# Written request
Write out all entries word for word.

# Stored items from a collection
• • • •

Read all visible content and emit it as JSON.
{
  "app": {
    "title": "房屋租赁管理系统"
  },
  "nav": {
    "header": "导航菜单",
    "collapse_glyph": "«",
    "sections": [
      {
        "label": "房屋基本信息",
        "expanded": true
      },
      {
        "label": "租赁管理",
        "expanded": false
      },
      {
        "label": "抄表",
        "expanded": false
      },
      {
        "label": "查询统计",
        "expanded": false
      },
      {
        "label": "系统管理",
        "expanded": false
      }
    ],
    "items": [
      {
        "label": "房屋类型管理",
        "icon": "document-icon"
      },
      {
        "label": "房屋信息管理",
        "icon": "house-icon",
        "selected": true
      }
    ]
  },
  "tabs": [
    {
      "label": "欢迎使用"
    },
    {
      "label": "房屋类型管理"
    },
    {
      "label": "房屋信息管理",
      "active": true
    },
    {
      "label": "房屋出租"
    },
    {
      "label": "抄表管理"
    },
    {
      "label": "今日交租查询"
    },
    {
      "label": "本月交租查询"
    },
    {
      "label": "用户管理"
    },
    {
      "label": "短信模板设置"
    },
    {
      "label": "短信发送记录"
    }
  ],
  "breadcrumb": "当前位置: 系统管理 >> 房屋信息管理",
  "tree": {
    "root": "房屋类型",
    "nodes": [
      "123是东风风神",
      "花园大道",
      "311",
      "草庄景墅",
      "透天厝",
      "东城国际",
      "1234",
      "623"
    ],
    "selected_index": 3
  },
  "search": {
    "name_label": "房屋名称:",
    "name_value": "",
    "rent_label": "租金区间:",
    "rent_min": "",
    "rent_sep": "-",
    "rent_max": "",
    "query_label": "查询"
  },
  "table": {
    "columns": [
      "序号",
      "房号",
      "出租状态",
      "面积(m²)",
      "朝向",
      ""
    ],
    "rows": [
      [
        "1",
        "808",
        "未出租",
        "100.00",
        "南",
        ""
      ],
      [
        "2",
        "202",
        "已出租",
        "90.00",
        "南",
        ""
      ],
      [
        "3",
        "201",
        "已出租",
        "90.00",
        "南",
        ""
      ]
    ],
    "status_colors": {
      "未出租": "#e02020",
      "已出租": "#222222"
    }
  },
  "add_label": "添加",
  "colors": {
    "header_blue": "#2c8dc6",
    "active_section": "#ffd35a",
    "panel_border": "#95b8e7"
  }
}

• • • •

# Task answer
Read all visible content and emit it as JSON.
{
  "app": {
    "title": "房屋租赁管理系统"
  },
  "nav": {
    "header": "导航菜单",
    "collapse_glyph": "«",
    "sections": [
      {
        "label": "房屋基本信息",
        "expanded": true
      },
      {
        "label": "租赁管理",
        "expanded": false
      },
      {
        "label": "抄表",
        "expanded": false
      },
      {
        "label": "查询统计",
        "expanded": false
      },
      {
        "label": "系统管理",
        "expanded": false
      }
    ],
    "items": [
      {
        "label": "房屋类型管理",
        "icon": "document-icon"
      },
      {
        "label": "房屋信息管理",
        "icon": "house-icon",
        "selected": true
      }
    ]
  },
  "tabs": [
    {
      "label": "欢迎使用"
    },
    {
      "label": "房屋类型管理"
    },
    {
      "label": "房屋信息管理",
      "active": true
    },
    {
      "label": "房屋出租"
    },
    {
      "label": "抄表管理"
    },
    {
      "label": "今日交租查询"
    },
    {
      "label": "本月交租查询"
    },
    {
      "label": "用户管理"
    },
    {
      "label": "短信模板设置"
    },
    {
      "label": "短信发送记录"
    }
  ],
  "breadcrumb": "当前位置: 系统管理 >> 房屋信息管理",
  "tree": {
    "root": "房屋类型",
    "nodes": [
      "123是东风风神",
      "花园大道",
      "311",
      "草庄景墅",
      "透天厝",
      "东城国际",
      "1234",
      "623"
    ],
    "selected_index": 3
  },
  "search": {
    "name_label": "房屋名称:",
    "name_value": "",
    "rent_label": "租金区间:",
    "rent_min": "",
    "rent_sep": "-",
    "rent_max": "",
    "query_label": "查询"
  },
  "table": {
    "columns": [
      "序号",
      "房号",
      "出租状态",
      "面积(m²)",
      "朝向",
      ""
    ],
    "rows": [
      [
        "1",
        "808",
        "未出租",
        "100.00",
        "南",
        ""
      ],
      [
        "2",
        "202",
        "已出租",
        "90.00",
        "南",
        ""
      ],
      [
        "3",
        "201",
        "已出租",
        "90.00",
        "南",
        ""
      ]
    ],
    "status_colors": {
      "未出租": "#e02020",
      "已出租": "#222222"
    }
  },
  "add_label": "添加",
  "colors": {
    "header_blue": "#2c8dc6",
    "active_section": "#ffd35a",
    "panel_border": "#95b8e7"
  }
}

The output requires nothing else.